## BEGIN EXERCISE INPUT
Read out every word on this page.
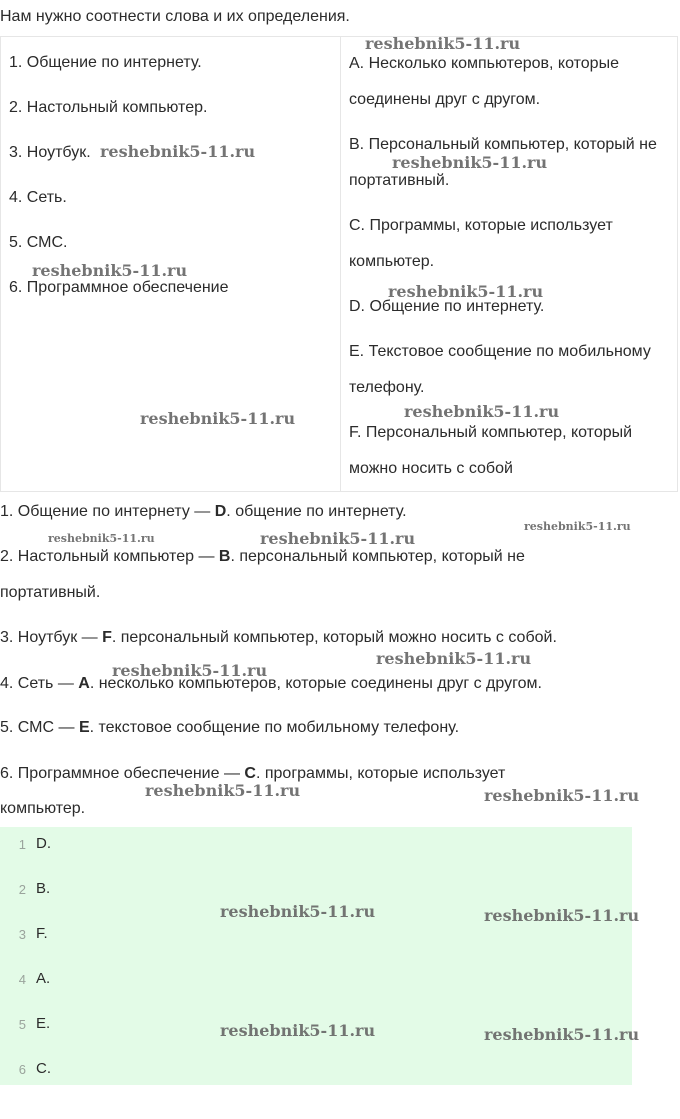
Нам нужно соотнести слова и их определения.
1. Общение по интернету.
2. Настольный компьютер.
3. Ноутбук.
4. Сеть.
5. СМС.
6. Программное обеспечение
A. Несколько компьютеров, которые соединены друг с другом.
B. Персональный компьютер, который не портативный.
C. Программы, которые использует компьютер.
D. Общение по интернету.
E. Текстовое сообщение по мобильному телефону.
F. Персональный компьютер, который можно носить с собой
1. Общение по интернету — D. общение по интернету.
2. Настольный компьютер — B. персональный компьютер, который не
портативный.
3. Ноутбук — F. персональный компьютер, который можно носить с собой.
4. Сеть — A. несколько компьютеров, которые соединены друг с другом.
5. СМС — E. текстовое сообщение по мобильному телефону.
6. Программное обеспечение — C. программы, которые использует
компьютер.
1 D.
2 B.
3 F.
4 A.
5 E.
6 C.
reshebnik5-11.ru
reshebnik5-11.ru
reshebnik5-11.ru
reshebnik5-11.ru
reshebnik5-11.ru
reshebnik5-11.ru
reshebnik5-11.ru
reshebnik5-11.ru	reshebnik5-11.ru
reshebnik5-11.ru
reshebnik5-11.ru
reshebnik5-11.ru
reshebnik5-11.ru	reshebnik5-11.ru
reshebnik5-11.ru	reshebnik5-11.ru
reshebnik5-11.ru	reshebnik5-11.ru
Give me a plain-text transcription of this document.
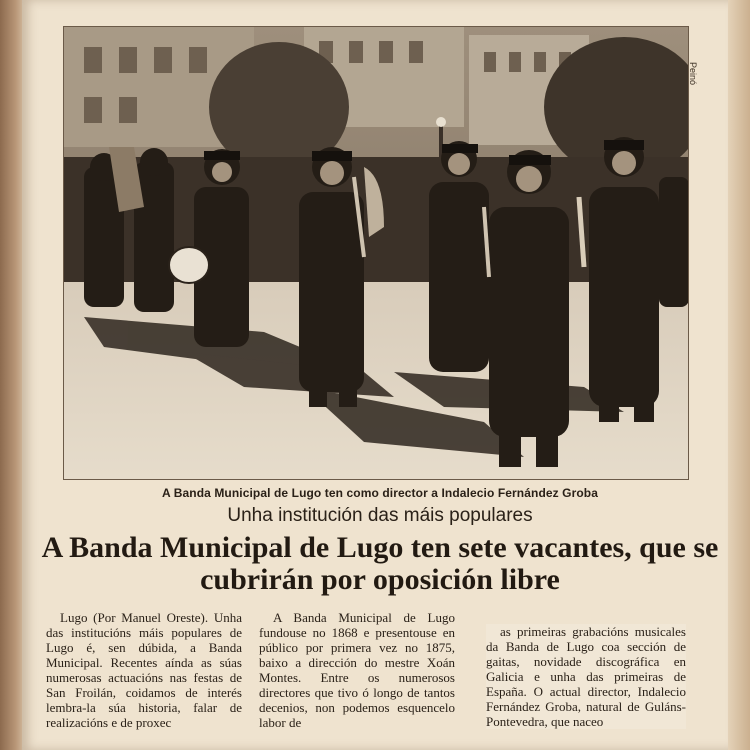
Peinó
A Banda Municipal de Lugo ten como director a Indalecio Fernández Groba
Unha institución das máis populares
A Banda Municipal de Lugo ten sete vacantes, que se cubrirán por oposición libre

Lugo (Por Manuel Oreste). Unha das institucións máis populares de Lugo é, sen dúbida, a Banda Municipal. Recentes aínda as súas numerosas actuacións nas festas de San Froilán, coidamos de interés lembra-la súa historia, falar de realizacións e de proxec

A Banda Municipal de Lugo fundouse no 1868 e presentouse en público por primera vez no 1875, baixo a dirección do mestre Xoán Montes. Entre os numerosos directores que tivo ó longo de tantos decenios, non podemos esquencelo labor de

as primeiras grabacións musicales da Banda de Lugo coa sección de gaitas, novidade discográfica en Galicia e unha das primeiras de España. O actual director, Indalecio Fernández Groba, natural de Guláns-Pontevedra, que naceo
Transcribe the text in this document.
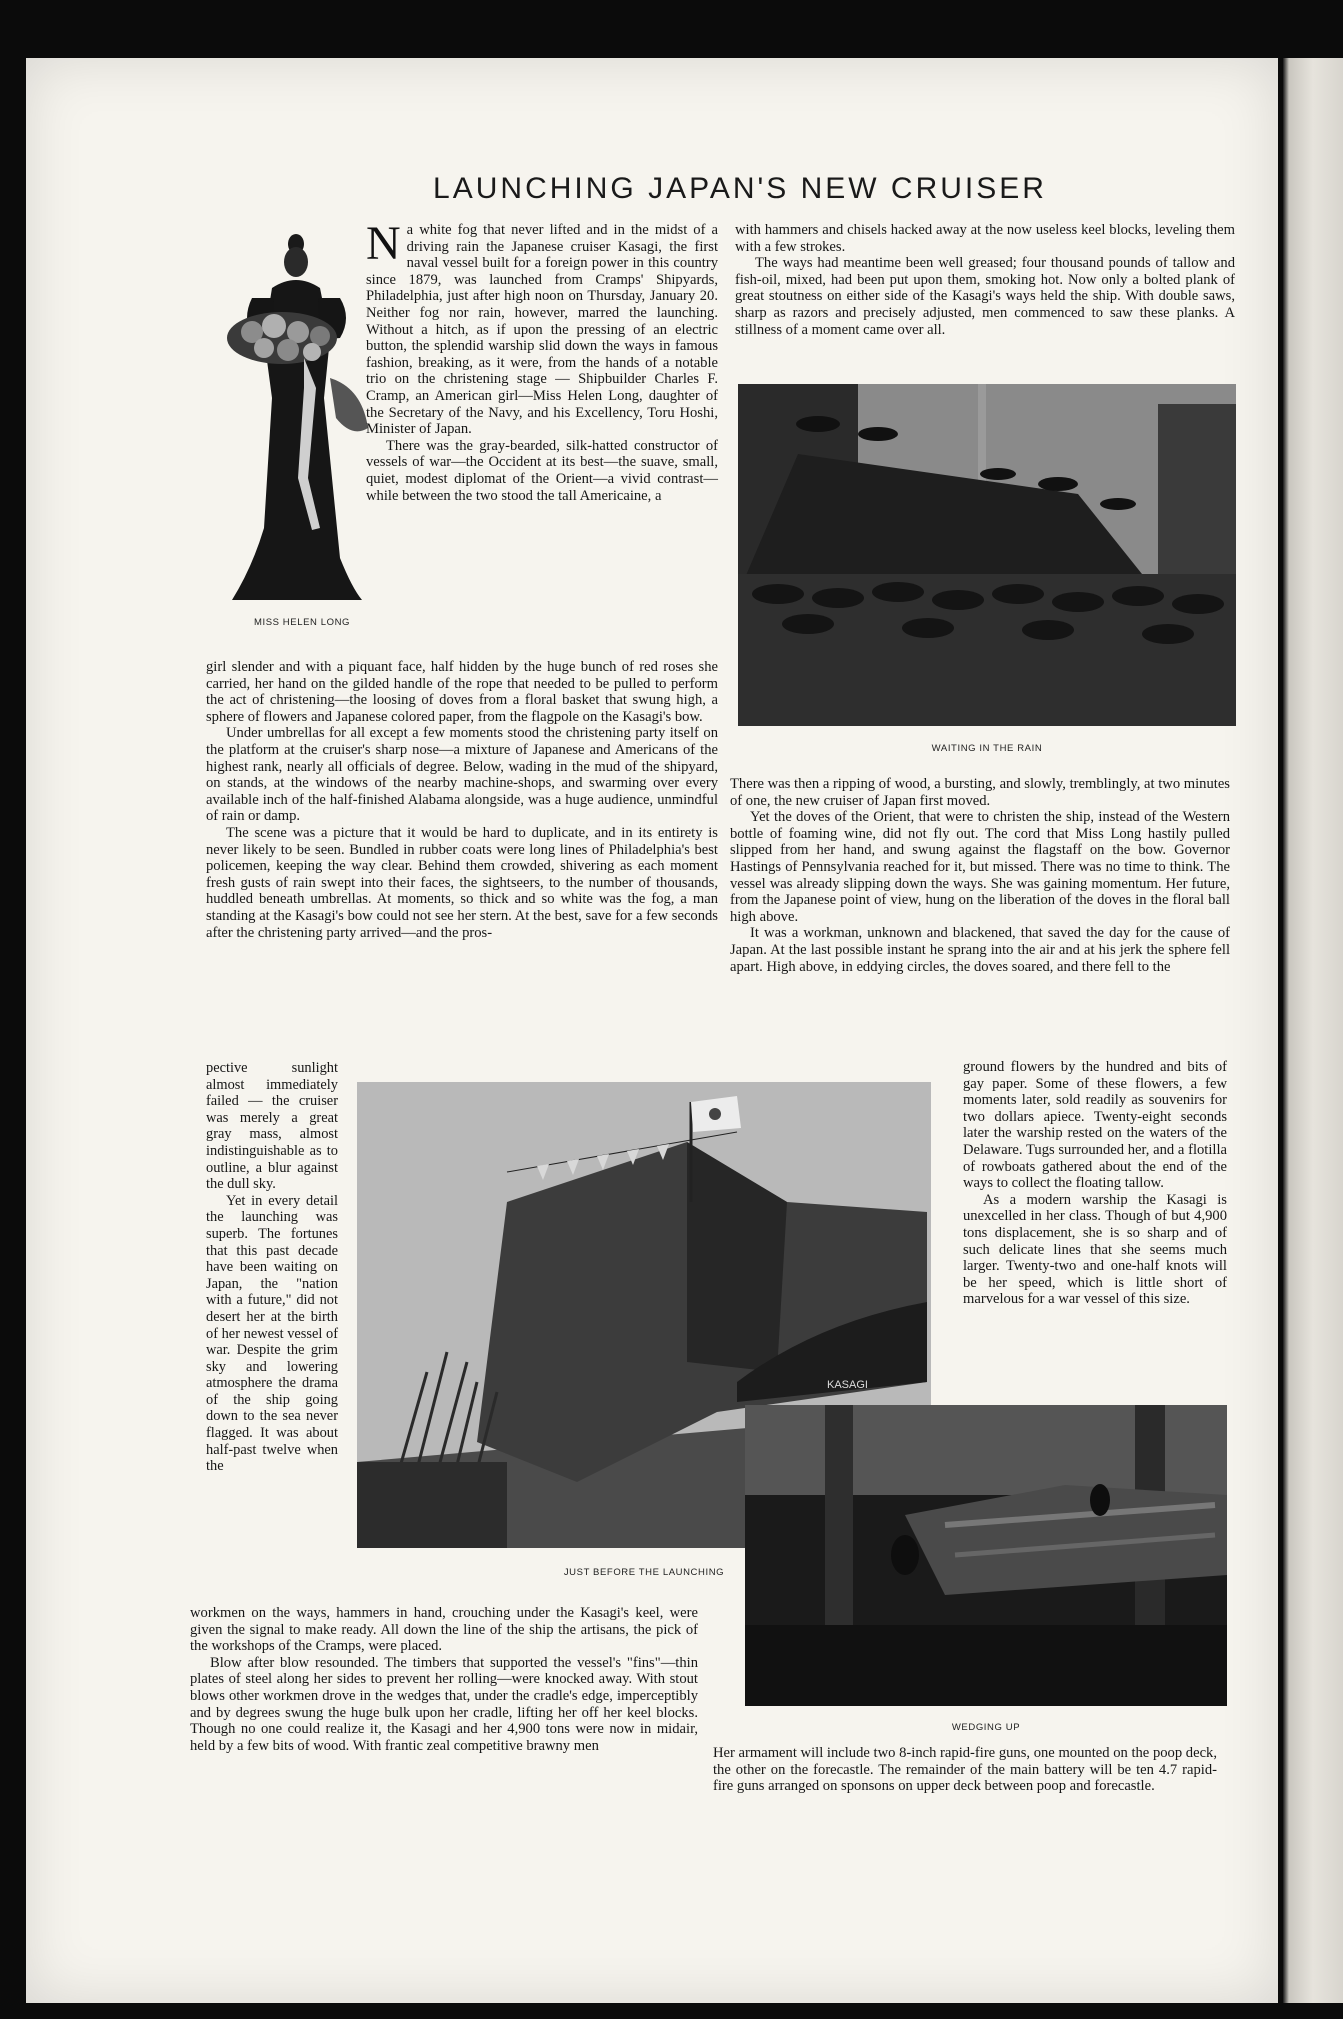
LAUNCHING JAPAN'S NEW CRUISER
MISS HELEN LONG

Na white fog that never lifted and in the midst of a driving rain the Japanese cruiser Kasagi, the first naval vessel built for a foreign power in this country since 1879, was launched from Cramps' Shipyards, Philadelphia, just after high noon on Thursday, January 20. Neither fog nor rain, however, marred the launching. Without a hitch, as if upon the pressing of an electric button, the splendid warship slid down the ways in famous fashion, breaking, as it were, from the hands of a notable trio on the christening stage — Shipbuilder Charles F. Cramp, an American girl—Miss Helen Long, daughter of the Secretary of the Navy, and his Excellency, Toru Hoshi, Minister of Japan.

There was the gray-bearded, silk-hatted constructor of vessels of war—the Occident at its best—the suave, small, quiet, modest diplomat of the Orient—a vivid contrast—while between the two stood the tall Americaine, a

girl slender and with a piquant face, half hidden by the huge bunch of red roses she carried, her hand on the gilded handle of the rope that needed to be pulled to perform the act of christening—the loosing of doves from a floral basket that swung high, a sphere of flowers and Japanese colored paper, from the flagpole on the Kasagi's bow.

Under umbrellas for all except a few moments stood the christening party itself on the platform at the cruiser's sharp nose—a mixture of Japanese and Americans of the highest rank, nearly all officials of degree. Below, wading in the mud of the shipyard, on stands, at the windows of the nearby machine-shops, and swarming over every available inch of the half-finished Alabama alongside, was a huge audience, unmindful of rain or damp.

The scene was a picture that it would be hard to duplicate, and in its entirety is never likely to be seen. Bundled in rubber coats were long lines of Philadelphia's best policemen, keeping the way clear. Behind them crowded, shivering as each moment fresh gusts of rain swept into their faces, the sightseers, to the number of thousands, huddled beneath umbrellas. At moments, so thick and so white was the fog, a man standing at the Kasagi's bow could not see her stern. At the best, save for a few seconds after the christening party arrived—and the pros-

pective sunlight almost immediately failed — the cruiser was merely a great gray mass, almost indistinguishable as to outline, a blur against the dull sky.

Yet in every detail the launching was superb. The fortunes that this past decade have been waiting on Japan, the "nation with a future," did not desert her at the birth of her newest vessel of war. Despite the grim sky and lowering atmosphere the drama of the ship going down to the sea never flagged. It was about half-past twelve when the

workmen on the ways, hammers in hand, crouching under the Kasagi's keel, were given the signal to make ready. All down the line of the ship the artisans, the pick of the workshops of the Cramps, were placed.

Blow after blow resounded. The timbers that supported the vessel's "fins"—thin plates of steel along her sides to prevent her rolling—were knocked away. With stout blows other workmen drove in the wedges that, under the cradle's edge, imperceptibly and by degrees swung the huge bulk upon her cradle, lifting her off her keel blocks. Though no one could realize it, the Kasagi and her 4,900 tons were now in midair, held by a few bits of wood. With frantic zeal competitive brawny men

with hammers and chisels hacked away at the now useless keel blocks, leveling them with a few strokes.

The ways had meantime been well greased; four thousand pounds of tallow and fish-oil, mixed, had been put upon them, smoking hot. Now only a bolted plank of great stoutness on either side of the Kasagi's ways held the ship. With double saws, sharp as razors and precisely adjusted, men commenced to saw these planks. A stillness of a moment came over all.

WAITING IN THE RAIN

There was then a ripping of wood, a bursting, and slowly, tremblingly, at two minutes of one, the new cruiser of Japan first moved.

Yet the doves of the Orient, that were to christen the ship, instead of the Western bottle of foaming wine, did not fly out. The cord that Miss Long hastily pulled slipped from her hand, and swung against the flagstaff on the bow. Governor Hastings of Pennsylvania reached for it, but missed. There was no time to think. The vessel was already slipping down the ways. She was gaining momentum. Her future, from the Japanese point of view, hung on the liberation of the doves in the floral ball high above.

It was a workman, unknown and blackened, that saved the day for the cause of Japan. At the last possible instant he sprang into the air and at his jerk the sphere fell apart. High above, in eddying circles, the doves soared, and there fell to the

ground flowers by the hundred and bits of gay paper. Some of these flowers, a few moments later, sold readily as souvenirs for two dollars apiece. Twenty-eight seconds later the warship rested on the waters of the Delaware. Tugs surrounded her, and a flotilla of rowboats gathered about the end of the ways to collect the floating tallow.

As a modern warship the Kasagi is unexcelled in her class. Though of but 4,900 tons displacement, she is so sharp and of such delicate lines that she seems much larger. Twenty-two and one-half knots will be her speed, which is little short of marvelous for a war vessel of this size.

KASAGI
JUST BEFORE THE LAUNCHING
WEDGING UP

Her armament will include two 8-inch rapid-fire guns, one mounted on the poop deck, the other on the forecastle. The remainder of the main battery will be ten 4.7 rapid-fire guns arranged on sponsons on upper deck between poop and forecastle.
## END EXERCISE INPUT
WHAT YOU SHOULD DO:
Print all of the entries word for word. Skip any images they contain.

RESULT OF THE TASK:
Read out every word on this page.
Нам нужно соотнести слова и их определения.
1. Общение по интернету.
2. Настольный компьютер.
3. Ноутбук.
4. Сеть.
5. СМС.
6. Программное обеспечение
A. Несколько компьютеров, которые соединены друг с другом.
B. Персональный компьютер, который не портативный.
C. Программы, которые использует компьютер.
D. Общение по интернету.
E. Текстовое сообщение по мобильному телефону.
F. Персональный компьютер, который можно носить с собой
1. Общение по интернету — D. общение по интернету.
2. Настольный компьютер — B. персональный компьютер, который не
портативный.
3. Ноутбук — F. персональный компьютер, который можно носить с собой.
4. Сеть — A. несколько компьютеров, которые соединены друг с другом.
5. СМС — E. текстовое сообщение по мобильному телефону.
6. Программное обеспечение — C. программы, которые использует
компьютер.
1 D.
2 B.
3 F.
4 A.
5 E.
6 C.
reshebnik5-11.ru
reshebnik5-11.ru
reshebnik5-11.ru
reshebnik5-11.ru
reshebnik5-11.ru
reshebnik5-11.ru
reshebnik5-11.ru
reshebnik5-11.ru	reshebnik5-11.ru
reshebnik5-11.ru
reshebnik5-11.ru
reshebnik5-11.ru
reshebnik5-11.ru	reshebnik5-11.ru
reshebnik5-11.ru	reshebnik5-11.ru
reshebnik5-11.ru	reshebnik5-11.ru
Give me a plain-text transcription of this document.
Peinó
A Banda Municipal de Lugo ten como director a Indalecio Fernández Groba
Unha institución das máis populares
A Banda Municipal de Lugo ten sete vacantes, que se cubrirán por oposición libre

Lugo (Por Manuel Oreste). Unha das institucións máis populares de Lugo é, sen dúbida, a Banda Municipal. Recentes aínda as súas numerosas actuacións nas festas de San Froilán, coidamos de interés lembra-la súa historia, falar de realizacións e de proxec

A Banda Municipal de Lugo fundouse no 1868 e presentouse en público por primera vez no 1875, baixo a dirección do mestre Xoán Montes. Entre os numerosos directores que tivo ó longo de tantos decenios, non podemos esquencelo labor de

as primeiras grabacións musicales da Banda de Lugo coa sección de gaitas, novidade discográfica en Galicia e unha das primeiras de España. O actual director, Indalecio Fernández Groba, natural de Guláns-Pontevedra, que naceo
Transcribe the text in this document.
LAUNCHING JAPAN'S NEW CRUISER
MISS HELEN LONG

Na white fog that never lifted and in the midst of a driving rain the Japanese cruiser Kasagi, the first naval vessel built for a foreign power in this country since 1879, was launched from Cramps' Shipyards, Philadelphia, just after high noon on Thursday, January 20. Neither fog nor rain, however, marred the launching. Without a hitch, as if upon the pressing of an electric button, the splendid warship slid down the ways in famous fashion, breaking, as it were, from the hands of a notable trio on the christening stage — Shipbuilder Charles F. Cramp, an American girl—Miss Helen Long, daughter of the Secretary of the Navy, and his Excellency, Toru Hoshi, Minister of Japan.

There was the gray-bearded, silk-hatted constructor of vessels of war—the Occident at its best—the suave, small, quiet, modest diplomat of the Orient—a vivid contrast—while between the two stood the tall Americaine, a

girl slender and with a piquant face, half hidden by the huge bunch of red roses she carried, her hand on the gilded handle of the rope that needed to be pulled to perform the act of christening—the loosing of doves from a floral basket that swung high, a sphere of flowers and Japanese colored paper, from the flagpole on the Kasagi's bow.

Under umbrellas for all except a few moments stood the christening party itself on the platform at the cruiser's sharp nose—a mixture of Japanese and Americans of the highest rank, nearly all officials of degree. Below, wading in the mud of the shipyard, on stands, at the windows of the nearby machine-shops, and swarming over every available inch of the half-finished Alabama alongside, was a huge audience, unmindful of rain or damp.

The scene was a picture that it would be hard to duplicate, and in its entirety is never likely to be seen. Bundled in rubber coats were long lines of Philadelphia's best policemen, keeping the way clear. Behind them crowded, shivering as each moment fresh gusts of rain swept into their faces, the sightseers, to the number of thousands, huddled beneath umbrellas. At moments, so thick and so white was the fog, a man standing at the Kasagi's bow could not see her stern. At the best, save for a few seconds after the christening party arrived—and the pros-

pective sunlight almost immediately failed — the cruiser was merely a great gray mass, almost indistinguishable as to outline, a blur against the dull sky.

Yet in every detail the launching was superb. The fortunes that this past decade have been waiting on Japan, the "nation with a future," did not desert her at the birth of her newest vessel of war. Despite the grim sky and lowering atmosphere the drama of the ship going down to the sea never flagged. It was about half-past twelve when the

workmen on the ways, hammers in hand, crouching under the Kasagi's keel, were given the signal to make ready. All down the line of the ship the artisans, the pick of the workshops of the Cramps, were placed.

Blow after blow resounded. The timbers that supported the vessel's "fins"—thin plates of steel along her sides to prevent her rolling—were knocked away. With stout blows other workmen drove in the wedges that, under the cradle's edge, imperceptibly and by degrees swung the huge bulk upon her cradle, lifting her off her keel blocks. Though no one could realize it, the Kasagi and her 4,900 tons were now in midair, held by a few bits of wood. With frantic zeal competitive brawny men

with hammers and chisels hacked away at the now useless keel blocks, leveling them with a few strokes.

The ways had meantime been well greased; four thousand pounds of tallow and fish-oil, mixed, had been put upon them, smoking hot. Now only a bolted plank of great stoutness on either side of the Kasagi's ways held the ship. With double saws, sharp as razors and precisely adjusted, men commenced to saw these planks. A stillness of a moment came over all.

WAITING IN THE RAIN

There was then a ripping of wood, a bursting, and slowly, tremblingly, at two minutes of one, the new cruiser of Japan first moved.

Yet the doves of the Orient, that were to christen the ship, instead of the Western bottle of foaming wine, did not fly out. The cord that Miss Long hastily pulled slipped from her hand, and swung against the flagstaff on the bow. Governor Hastings of Pennsylvania reached for it, but missed. There was no time to think. The vessel was already slipping down the ways. She was gaining momentum. Her future, from the Japanese point of view, hung on the liberation of the doves in the floral ball high above.

It was a workman, unknown and blackened, that saved the day for the cause of Japan. At the last possible instant he sprang into the air and at his jerk the sphere fell apart. High above, in eddying circles, the doves soared, and there fell to the

ground flowers by the hundred and bits of gay paper. Some of these flowers, a few moments later, sold readily as souvenirs for two dollars apiece. Twenty-eight seconds later the warship rested on the waters of the Delaware. Tugs surrounded her, and a flotilla of rowboats gathered about the end of the ways to collect the floating tallow.

As a modern warship the Kasagi is unexcelled in her class. Though of but 4,900 tons displacement, she is so sharp and of such delicate lines that she seems much larger. Twenty-two and one-half knots will be her speed, which is little short of marvelous for a war vessel of this size.

KASAGI
JUST BEFORE THE LAUNCHING
WEDGING UP

Her armament will include two 8-inch rapid-fire guns, one mounted on the poop deck, the other on the forecastle. The remainder of the main battery will be ten 4.7 rapid-fire guns arranged on sponsons on upper deck between poop and forecastle.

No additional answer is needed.